◆ **Data section**:
_ _ _ _ _

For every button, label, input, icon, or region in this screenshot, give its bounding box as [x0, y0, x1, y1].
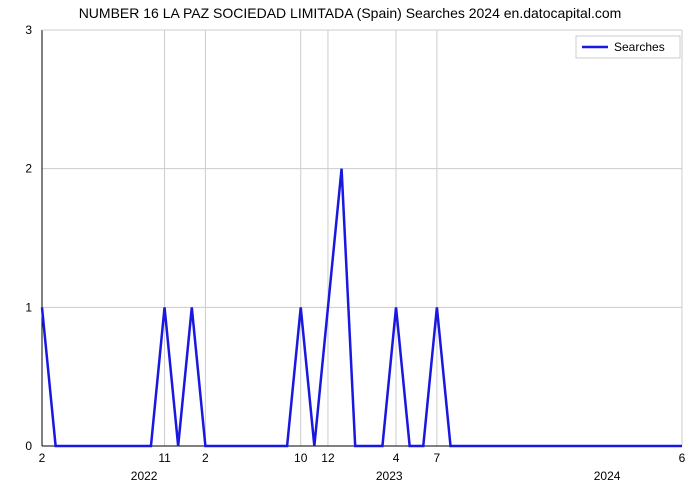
legend-label: Searches: [614, 40, 665, 54]
line-chart: 012321121012476202220232024NUMBER 16 LA …: [0, 0, 700, 500]
x-tick-label: 6: [679, 451, 686, 465]
x-tick-label: 2: [39, 451, 46, 465]
legend: Searches: [576, 36, 680, 58]
y-tick-label: 3: [25, 23, 32, 37]
x-year-label: 2023: [376, 469, 403, 483]
y-tick-label: 0: [25, 439, 32, 453]
x-tick-label: 4: [393, 451, 400, 465]
y-tick-label: 1: [25, 300, 32, 314]
x-year-label: 2024: [594, 469, 621, 483]
chart-container: 012321121012476202220232024NUMBER 16 LA …: [0, 0, 700, 500]
x-tick-label: 11: [158, 451, 171, 465]
y-tick-label: 2: [25, 162, 32, 176]
chart-title: NUMBER 16 LA PAZ SOCIEDAD LIMITADA (Spai…: [79, 5, 622, 21]
x-tick-label: 7: [434, 451, 441, 465]
x-tick-label: 2: [202, 451, 209, 465]
x-year-label: 2022: [131, 469, 158, 483]
x-tick-label: 12: [321, 451, 335, 465]
x-tick-label: 10: [294, 451, 308, 465]
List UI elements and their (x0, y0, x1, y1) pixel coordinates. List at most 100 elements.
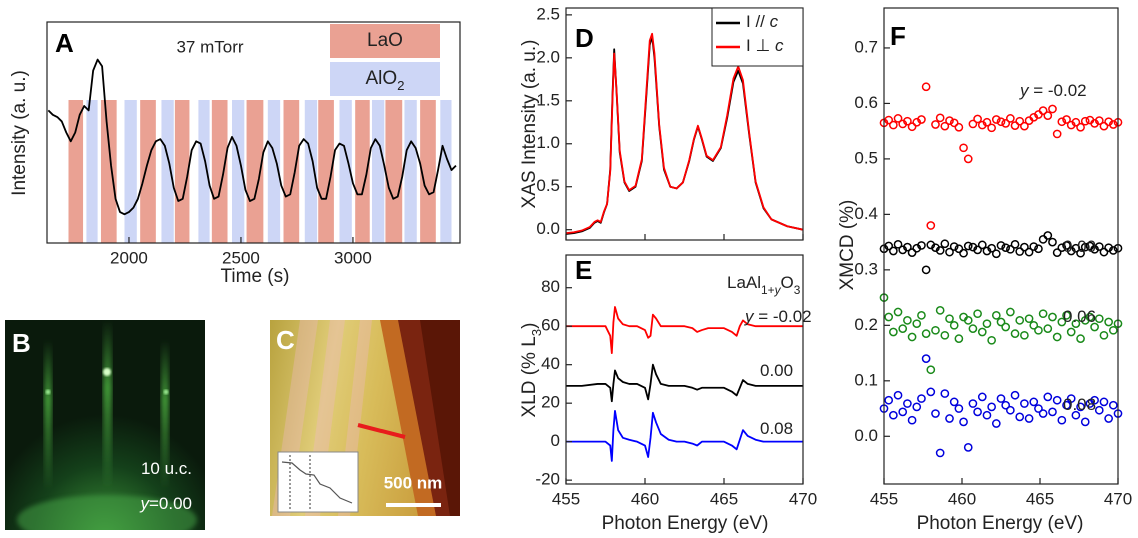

_ _ _ _ _

◆ **Description of the task**: Revise the data above by replacing "screenshot" with "image" wherever it occurs, keeping everything else the same. Leave the pictures out of the revised version.

◆ **Written response**:
For every button, label, input, icon, or region in this image, give its bounding box as [x0, y0, x1, y1].
legend-label: Searches: [614, 40, 665, 54]
line-chart: 012321121012476202220232024NUMBER 16 LA …: [0, 0, 700, 500]
x-tick-label: 6: [679, 451, 686, 465]
x-tick-label: 2: [39, 451, 46, 465]
legend: Searches: [576, 36, 680, 58]
y-tick-label: 3: [25, 23, 32, 37]
x-year-label: 2023: [376, 469, 403, 483]
y-tick-label: 0: [25, 439, 32, 453]
x-tick-label: 4: [393, 451, 400, 465]
y-tick-label: 1: [25, 300, 32, 314]
x-year-label: 2024: [594, 469, 621, 483]
chart-container: 012321121012476202220232024NUMBER 16 LA …: [0, 0, 700, 500]
x-tick-label: 11: [158, 451, 171, 465]
y-tick-label: 2: [25, 162, 32, 176]
chart-title: NUMBER 16 LA PAZ SOCIEDAD LIMITADA (Spai…: [79, 5, 622, 21]
x-tick-label: 7: [434, 451, 441, 465]
x-tick-label: 2: [202, 451, 209, 465]
x-year-label: 2022: [131, 469, 158, 483]
x-tick-label: 12: [321, 451, 335, 465]
x-tick-label: 10: [294, 451, 308, 465]
List UI elements and their (x0, y0, x1, y1) pixel coordinates. List at most 100 elements.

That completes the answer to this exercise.